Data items

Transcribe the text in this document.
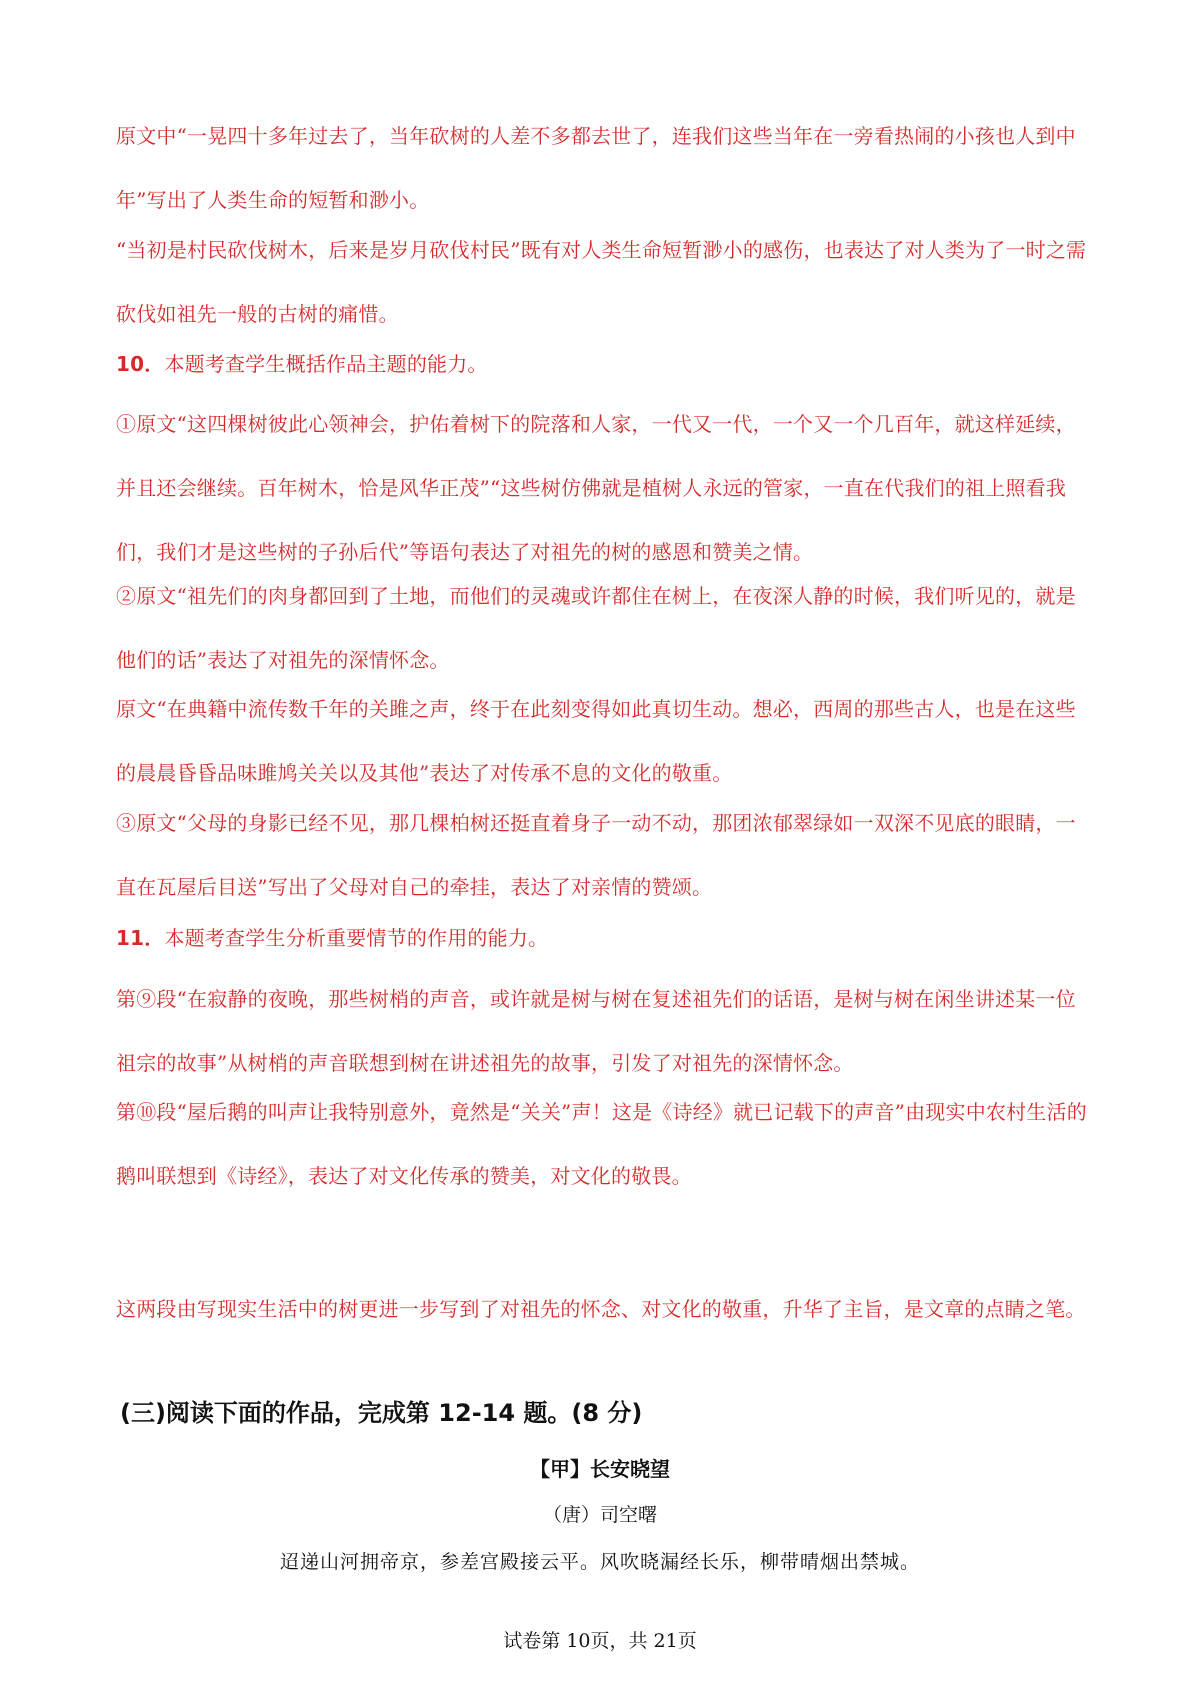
原文中“一晃四十多年过去了，当年砍树的人差不多都去世了，连我们这些当年在一旁看热闹的小孩也人到中年”写出了人类生命的短暂和渺小。

“当初是村民砍伐树木，后来是岁月砍伐村民”既有对人类生命短暂渺小的感伤，也表达了对人类为了一时之需砍伐如祖先一般的古树的痛惜。

10．本题考查学生概括作品主题的能力。

①原文“这四棵树彼此心领神会，护佑着树下的院落和人家，一代又一代，一个又一个几百年，就这样延续，并且还会继续。百年树木，恰是风华正茂”“这些树仿佛就是植树人永远的管家，一直在代我们的祖上照看我们，我们才是这些树的子孙后代”等语句表达了对祖先的树的感恩和赞美之情。

②原文“祖先们的肉身都回到了土地，而他们的灵魂或许都住在树上，在夜深人静的时候，我们听见的，就是他们的话”表达了对祖先的深情怀念。

原文“在典籍中流传数千年的关雎之声，终于在此刻变得如此真切生动。想必，西周的那些古人，也是在这些的晨晨昏昏品味雎鸠关关以及其他”表达了对传承不息的文化的敬重。

③原文“父母的身影已经不见，那几棵柏树还挺直着身子一动不动，那团浓郁翠绿如一双深不见底的眼睛，一直在瓦屋后目送”写出了父母对自己的牵挂，表达了对亲情的赞颂。

11．本题考查学生分析重要情节的作用的能力。

第⑨段“在寂静的夜晚，那些树梢的声音，或许就是树与树在复述祖先们的话语，是树与树在闲坐讲述某一位祖宗的故事”从树梢的声音联想到树在讲述祖先的故事，引发了对祖先的深情怀念。

第⑩段“屋后鹅的叫声让我特别意外，竟然是“关关”声！这是《诗经》就已记载下的声音”由现实中农村生活的鹅叫联想到《诗经》，表达了对文化传承的赞美，对文化的敬畏。

这两段由写现实生活中的树更进一步写到了对祖先的怀念、对文化的敬重，升华了主旨，是文章的点睛之笔。

(三)阅读下面的作品，完成第 12-14 题。(8 分)

【甲】长安晓望

（唐）司空曙

迢递山河拥帝京，参差宫殿接云平。风吹晓漏经长乐，柳带晴烟出禁城。

试卷第 10页，共 21页
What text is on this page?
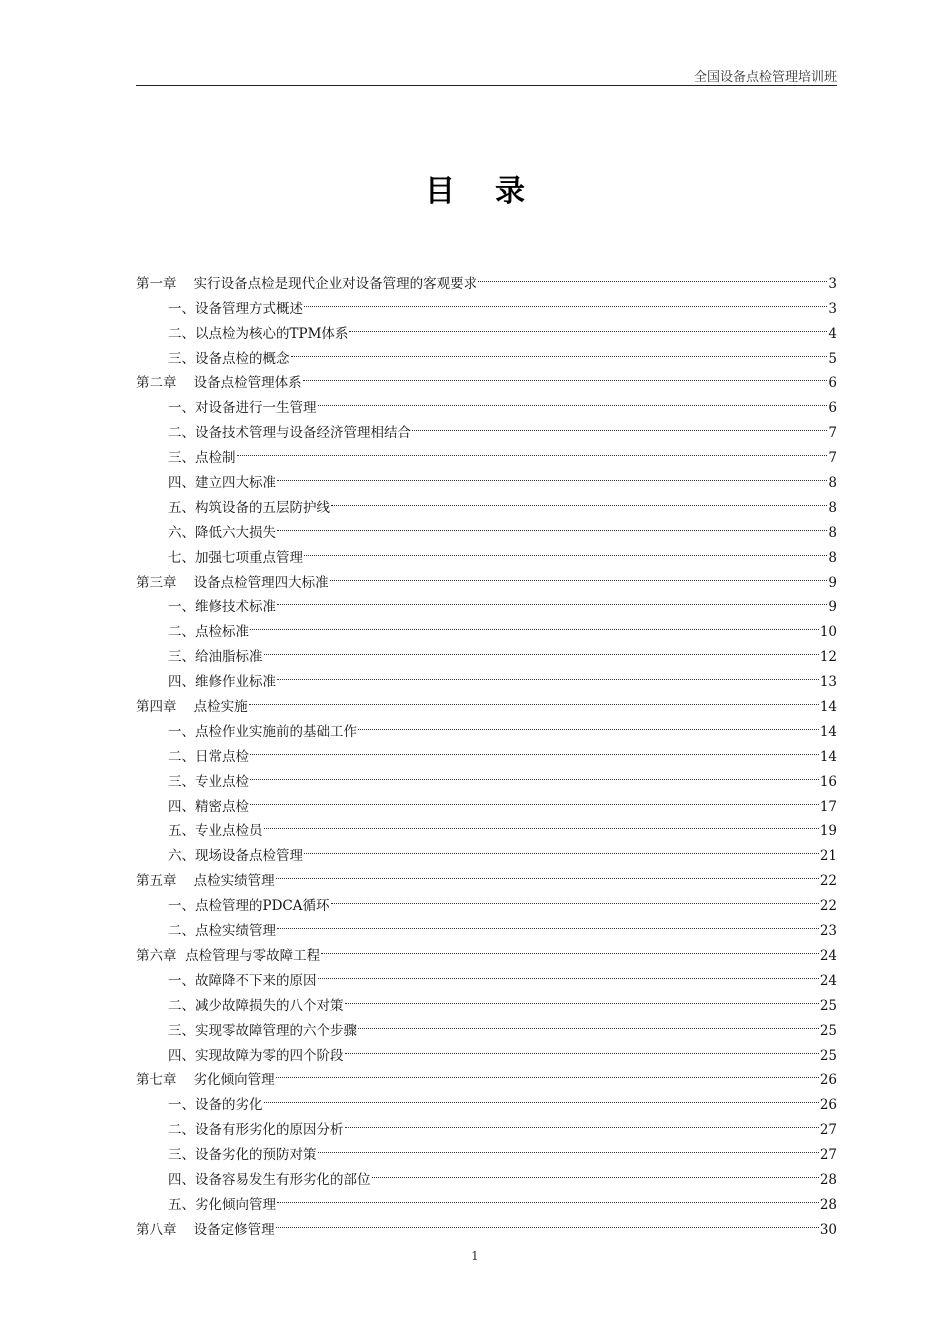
全国设备点检管理培训班
目录
第一章    实行设备点检是现代企业对设备管理的客观要求	3
一、设备管理方式概述	3
二、以点检为核心的TPM体系	4
三、设备点检的概念	5
第二章    设备点检管理体系	6
一、对设备进行一生管理	6
二、设备技术管理与设备经济管理相结合	7
三、点检制	7
四、建立四大标准	8
五、构筑设备的五层防护线	8
六、降低六大损失	8
七、加强七项重点管理	8
第三章    设备点检管理四大标准	9
一、维修技术标准	9
二、点检标准	10
三、给油脂标准	12
四、维修作业标准	13
第四章    点检实施	14
一、点检作业实施前的基础工作	14
二、日常点检	14
三、专业点检	16
四、精密点检	17
五、专业点检员	19
六、现场设备点检管理	21
第五章    点检实绩管理	22
一、点检管理的PDCA循环	22
二、点检实绩管理	23
第六章  点检管理与零故障工程	24
一、故障降不下来的原因	24
二、减少故障损失的八个对策	25
三、实现零故障管理的六个步骤	25
四、实现故障为零的四个阶段	25
第七章    劣化倾向管理	26
一、设备的劣化	26
二、设备有形劣化的原因分析	27
三、设备劣化的预防对策	27
四、设备容易发生有形劣化的部位	28
五、劣化倾向管理	28
第八章    设备定修管理	30
1
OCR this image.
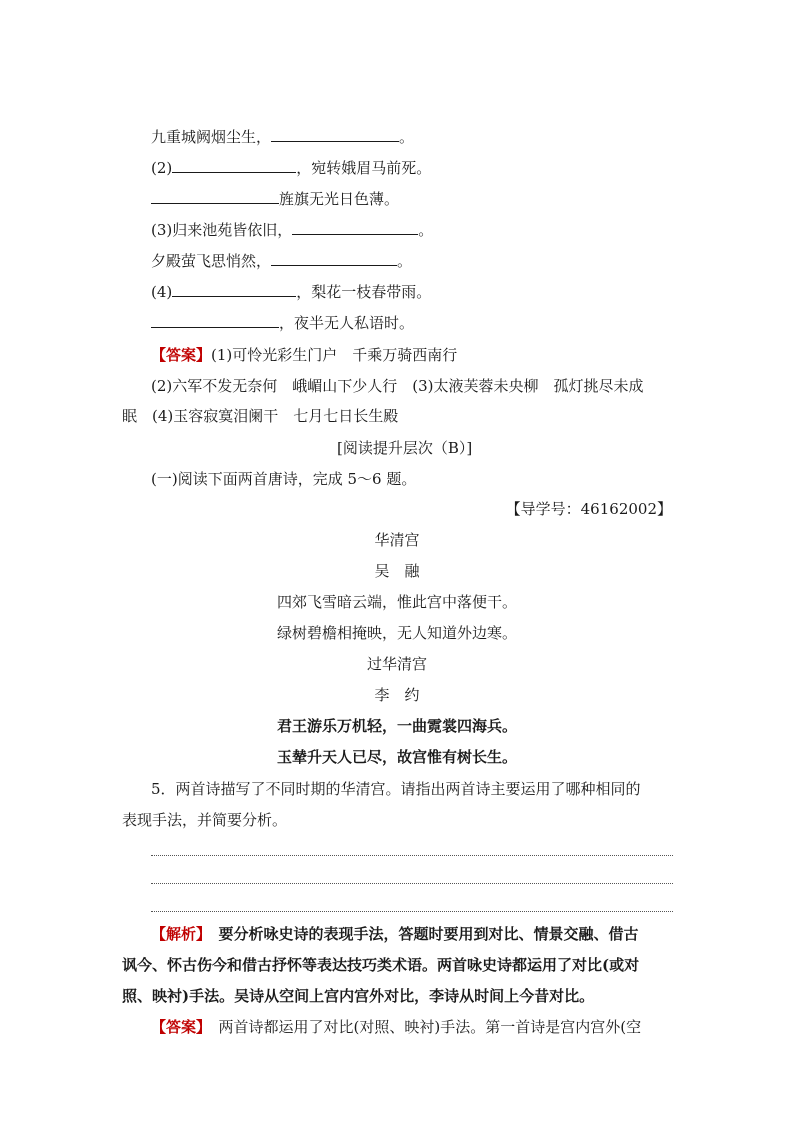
九重城阙烟尘生，	。
(2)	，宛转娥眉马前死。
旌旗无光日色薄。
(3)归来池苑皆依旧，	。
夕殿萤飞思悄然，	。
(4)	，梨花一枝春带雨。
，夜半无人私语时。
【答案】(1)可怜光彩生门户　千乘万骑西南行
(2)六军不发无奈何　峨嵋山下少人行　(3)太液芙蓉未央柳　孤灯挑尽未成
眠　(4)玉容寂寞泪阑干　七月七日长生殿
[阅读提升层次（B）]
(一)阅读下面两首唐诗，完成 5～6 题。
【导学号：46162002】
华清宫
吴　融
四郊飞雪暗云端，惟此宫中落便干。
绿树碧檐相掩映，无人知道外边寒。
过华清宫
李　约
君王游乐万机轻，一曲霓裳四海兵。
玉辇升天人已尽，故宫惟有树长生。
5．两首诗描写了不同时期的华清宫。请指出两首诗主要运用了哪种相同的
表现手法，并简要分析。
【解析】　要分析咏史诗的表现手法，答题时要用到对比、情景交融、借古
讽今、怀古伤今和借古抒怀等表达技巧类术语。两首咏史诗都运用了对比(或对
照、映衬)手法。吴诗从空间上宫内宫外对比，李诗从时间上今昔对比。
【答案】　两首诗都运用了对比(对照、映衬)手法。第一首诗是宫内宫外(空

## Aim of the exercise
Check each line of the entries above for the word "this". List the ones that have it.

## Final result
Transcribe the text in this document.
What text is on this page?
OCR this image.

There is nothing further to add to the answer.